Task statement: Make an exact copy of all the entries, with the pictures left out.

>> BEGIN Listed records

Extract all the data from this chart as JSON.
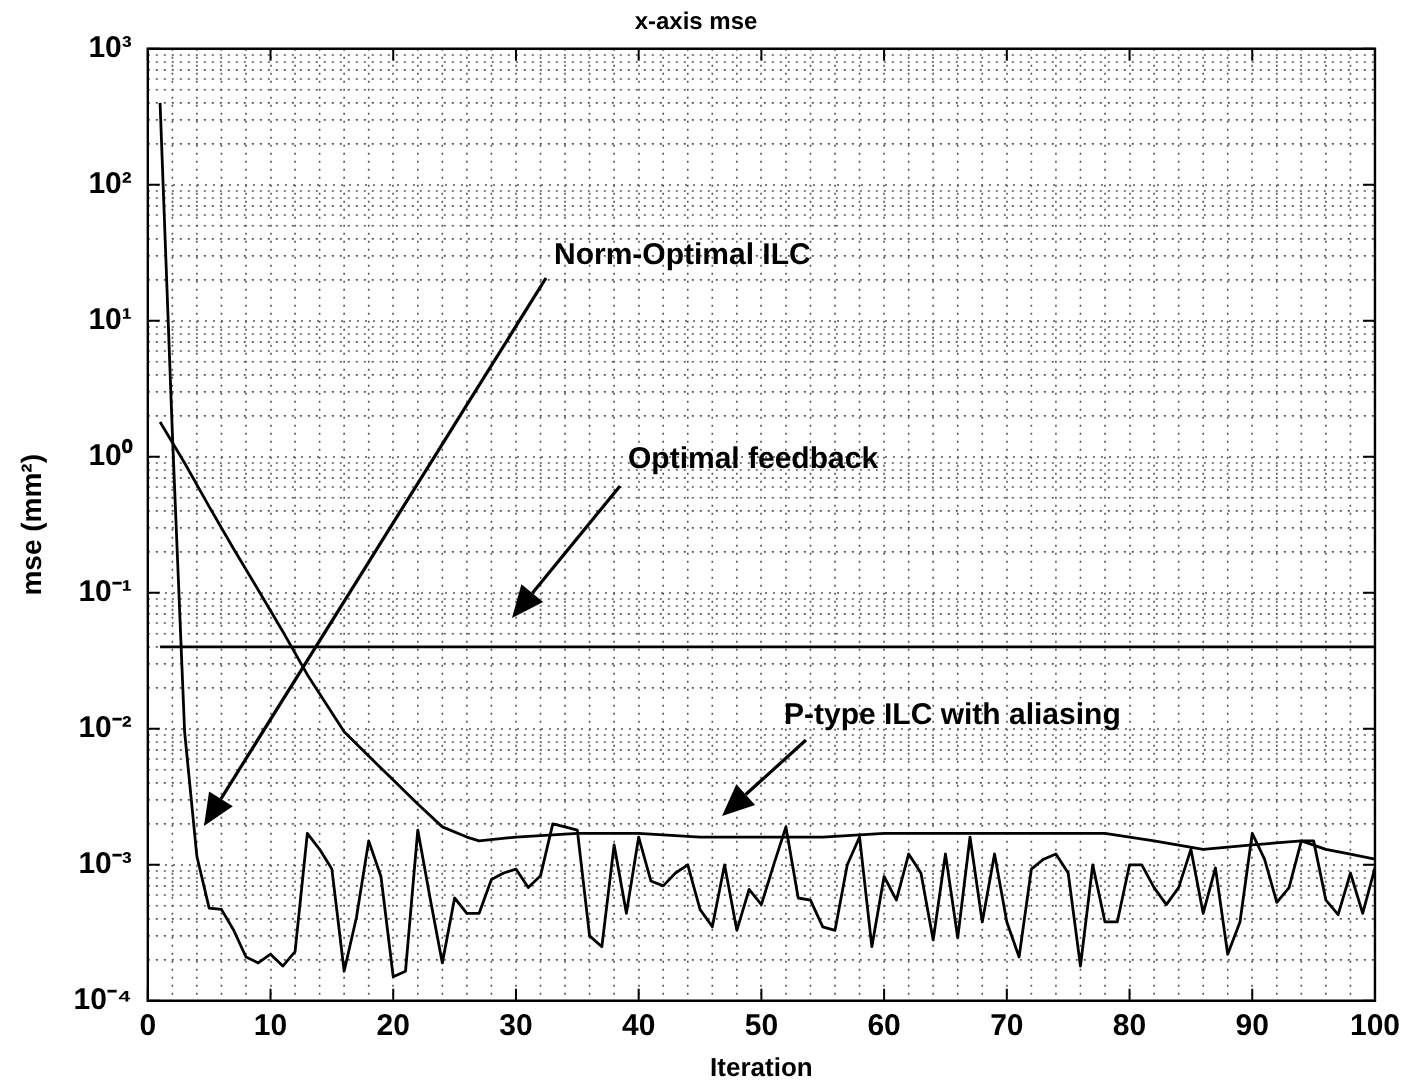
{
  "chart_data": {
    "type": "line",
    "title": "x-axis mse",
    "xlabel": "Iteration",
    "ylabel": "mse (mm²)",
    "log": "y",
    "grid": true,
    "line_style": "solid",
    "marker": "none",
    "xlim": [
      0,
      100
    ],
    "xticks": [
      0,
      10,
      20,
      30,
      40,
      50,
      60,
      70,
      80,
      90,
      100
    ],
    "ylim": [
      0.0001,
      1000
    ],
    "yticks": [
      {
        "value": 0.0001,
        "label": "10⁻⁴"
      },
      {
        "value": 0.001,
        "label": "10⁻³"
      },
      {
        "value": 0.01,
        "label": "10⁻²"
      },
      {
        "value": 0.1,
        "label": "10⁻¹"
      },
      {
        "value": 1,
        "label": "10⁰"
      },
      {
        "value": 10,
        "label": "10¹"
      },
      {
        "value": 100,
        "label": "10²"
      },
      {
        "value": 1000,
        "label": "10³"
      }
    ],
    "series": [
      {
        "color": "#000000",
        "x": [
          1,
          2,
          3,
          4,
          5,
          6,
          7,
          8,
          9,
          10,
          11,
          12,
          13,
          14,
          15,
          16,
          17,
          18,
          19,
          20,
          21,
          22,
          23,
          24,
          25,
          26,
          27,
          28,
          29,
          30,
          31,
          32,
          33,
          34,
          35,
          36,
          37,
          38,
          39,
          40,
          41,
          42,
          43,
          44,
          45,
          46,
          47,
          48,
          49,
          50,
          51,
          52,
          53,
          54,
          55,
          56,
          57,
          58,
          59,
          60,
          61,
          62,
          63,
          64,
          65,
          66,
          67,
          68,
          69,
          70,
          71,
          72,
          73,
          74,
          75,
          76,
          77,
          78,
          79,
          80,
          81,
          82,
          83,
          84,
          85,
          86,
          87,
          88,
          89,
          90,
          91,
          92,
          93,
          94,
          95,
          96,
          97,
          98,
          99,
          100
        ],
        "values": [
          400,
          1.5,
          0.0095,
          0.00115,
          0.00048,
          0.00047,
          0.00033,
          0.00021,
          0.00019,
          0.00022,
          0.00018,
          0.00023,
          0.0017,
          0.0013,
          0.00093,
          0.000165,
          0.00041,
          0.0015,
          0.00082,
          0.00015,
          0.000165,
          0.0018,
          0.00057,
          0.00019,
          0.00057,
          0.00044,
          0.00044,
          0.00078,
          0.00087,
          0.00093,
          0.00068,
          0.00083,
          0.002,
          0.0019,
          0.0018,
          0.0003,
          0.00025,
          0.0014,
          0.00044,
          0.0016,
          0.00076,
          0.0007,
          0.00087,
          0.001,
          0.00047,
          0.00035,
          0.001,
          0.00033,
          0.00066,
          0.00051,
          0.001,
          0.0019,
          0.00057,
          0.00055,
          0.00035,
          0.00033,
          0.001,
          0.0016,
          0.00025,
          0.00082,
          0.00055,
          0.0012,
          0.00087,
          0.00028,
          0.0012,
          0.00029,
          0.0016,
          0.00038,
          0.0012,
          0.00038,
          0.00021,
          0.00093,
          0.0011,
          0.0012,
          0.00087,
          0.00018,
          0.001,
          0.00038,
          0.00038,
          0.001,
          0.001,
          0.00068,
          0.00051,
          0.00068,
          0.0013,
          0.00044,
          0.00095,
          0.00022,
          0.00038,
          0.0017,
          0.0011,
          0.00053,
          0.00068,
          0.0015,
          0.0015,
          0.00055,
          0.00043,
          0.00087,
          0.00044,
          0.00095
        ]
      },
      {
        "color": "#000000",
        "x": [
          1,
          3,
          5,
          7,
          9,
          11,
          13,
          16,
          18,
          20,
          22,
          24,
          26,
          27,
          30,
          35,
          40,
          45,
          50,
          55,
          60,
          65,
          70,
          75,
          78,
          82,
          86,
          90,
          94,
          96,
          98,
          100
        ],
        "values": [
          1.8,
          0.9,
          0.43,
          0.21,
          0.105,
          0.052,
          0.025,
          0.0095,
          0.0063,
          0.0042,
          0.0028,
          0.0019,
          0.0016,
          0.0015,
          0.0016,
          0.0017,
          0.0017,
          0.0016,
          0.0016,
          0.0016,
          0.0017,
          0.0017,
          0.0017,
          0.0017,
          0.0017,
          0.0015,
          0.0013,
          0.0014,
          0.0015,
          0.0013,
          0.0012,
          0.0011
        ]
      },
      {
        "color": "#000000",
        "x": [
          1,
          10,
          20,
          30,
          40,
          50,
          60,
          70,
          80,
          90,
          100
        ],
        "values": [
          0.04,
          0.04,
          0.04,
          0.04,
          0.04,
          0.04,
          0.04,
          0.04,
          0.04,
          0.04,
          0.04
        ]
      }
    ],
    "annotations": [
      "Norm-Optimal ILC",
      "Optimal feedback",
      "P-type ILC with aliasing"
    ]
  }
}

>> END Listed records

Written response:
Extract all the data from this chart as JSON.
{
  "chart_data": {
    "type": "line",
    "title": "x-axis mse",
    "xlabel": "Iteration",
    "ylabel": "mse (mm²)",
    "log": "y",
    "grid": true,
    "line_style": "solid",
    "marker": "none",
    "xlim": [
      0,
      100
    ],
    "xticks": [
      0,
      10,
      20,
      30,
      40,
      50,
      60,
      70,
      80,
      90,
      100
    ],
    "ylim": [
      0.0001,
      1000
    ],
    "yticks": [
      {
        "value": 0.0001,
        "label": "10⁻⁴"
      },
      {
        "value": 0.001,
        "label": "10⁻³"
      },
      {
        "value": 0.01,
        "label": "10⁻²"
      },
      {
        "value": 0.1,
        "label": "10⁻¹"
      },
      {
        "value": 1,
        "label": "10⁰"
      },
      {
        "value": 10,
        "label": "10¹"
      },
      {
        "value": 100,
        "label": "10²"
      },
      {
        "value": 1000,
        "label": "10³"
      }
    ],
    "series": [
      {
        "color": "#000000",
        "x": [
          1,
          2,
          3,
          4,
          5,
          6,
          7,
          8,
          9,
          10,
          11,
          12,
          13,
          14,
          15,
          16,
          17,
          18,
          19,
          20,
          21,
          22,
          23,
          24,
          25,
          26,
          27,
          28,
          29,
          30,
          31,
          32,
          33,
          34,
          35,
          36,
          37,
          38,
          39,
          40,
          41,
          42,
          43,
          44,
          45,
          46,
          47,
          48,
          49,
          50,
          51,
          52,
          53,
          54,
          55,
          56,
          57,
          58,
          59,
          60,
          61,
          62,
          63,
          64,
          65,
          66,
          67,
          68,
          69,
          70,
          71,
          72,
          73,
          74,
          75,
          76,
          77,
          78,
          79,
          80,
          81,
          82,
          83,
          84,
          85,
          86,
          87,
          88,
          89,
          90,
          91,
          92,
          93,
          94,
          95,
          96,
          97,
          98,
          99,
          100
        ],
        "values": [
          400,
          1.5,
          0.0095,
          0.00115,
          0.00048,
          0.00047,
          0.00033,
          0.00021,
          0.00019,
          0.00022,
          0.00018,
          0.00023,
          0.0017,
          0.0013,
          0.00093,
          0.000165,
          0.00041,
          0.0015,
          0.00082,
          0.00015,
          0.000165,
          0.0018,
          0.00057,
          0.00019,
          0.00057,
          0.00044,
          0.00044,
          0.00078,
          0.00087,
          0.00093,
          0.00068,
          0.00083,
          0.002,
          0.0019,
          0.0018,
          0.0003,
          0.00025,
          0.0014,
          0.00044,
          0.0016,
          0.00076,
          0.0007,
          0.00087,
          0.001,
          0.00047,
          0.00035,
          0.001,
          0.00033,
          0.00066,
          0.00051,
          0.001,
          0.0019,
          0.00057,
          0.00055,
          0.00035,
          0.00033,
          0.001,
          0.0016,
          0.00025,
          0.00082,
          0.00055,
          0.0012,
          0.00087,
          0.00028,
          0.0012,
          0.00029,
          0.0016,
          0.00038,
          0.0012,
          0.00038,
          0.00021,
          0.00093,
          0.0011,
          0.0012,
          0.00087,
          0.00018,
          0.001,
          0.00038,
          0.00038,
          0.001,
          0.001,
          0.00068,
          0.00051,
          0.00068,
          0.0013,
          0.00044,
          0.00095,
          0.00022,
          0.00038,
          0.0017,
          0.0011,
          0.00053,
          0.00068,
          0.0015,
          0.0015,
          0.00055,
          0.00043,
          0.00087,
          0.00044,
          0.00095
        ]
      },
      {
        "color": "#000000",
        "x": [
          1,
          3,
          5,
          7,
          9,
          11,
          13,
          16,
          18,
          20,
          22,
          24,
          26,
          27,
          30,
          35,
          40,
          45,
          50,
          55,
          60,
          65,
          70,
          75,
          78,
          82,
          86,
          90,
          94,
          96,
          98,
          100
        ],
        "values": [
          1.8,
          0.9,
          0.43,
          0.21,
          0.105,
          0.052,
          0.025,
          0.0095,
          0.0063,
          0.0042,
          0.0028,
          0.0019,
          0.0016,
          0.0015,
          0.0016,
          0.0017,
          0.0017,
          0.0016,
          0.0016,
          0.0016,
          0.0017,
          0.0017,
          0.0017,
          0.0017,
          0.0017,
          0.0015,
          0.0013,
          0.0014,
          0.0015,
          0.0013,
          0.0012,
          0.0011
        ]
      },
      {
        "color": "#000000",
        "x": [
          1,
          10,
          20,
          30,
          40,
          50,
          60,
          70,
          80,
          90,
          100
        ],
        "values": [
          0.04,
          0.04,
          0.04,
          0.04,
          0.04,
          0.04,
          0.04,
          0.04,
          0.04,
          0.04,
          0.04
        ]
      }
    ],
    "annotations": [
      "Norm-Optimal ILC",
      "Optimal feedback",
      "P-type ILC with aliasing"
    ]
  }
}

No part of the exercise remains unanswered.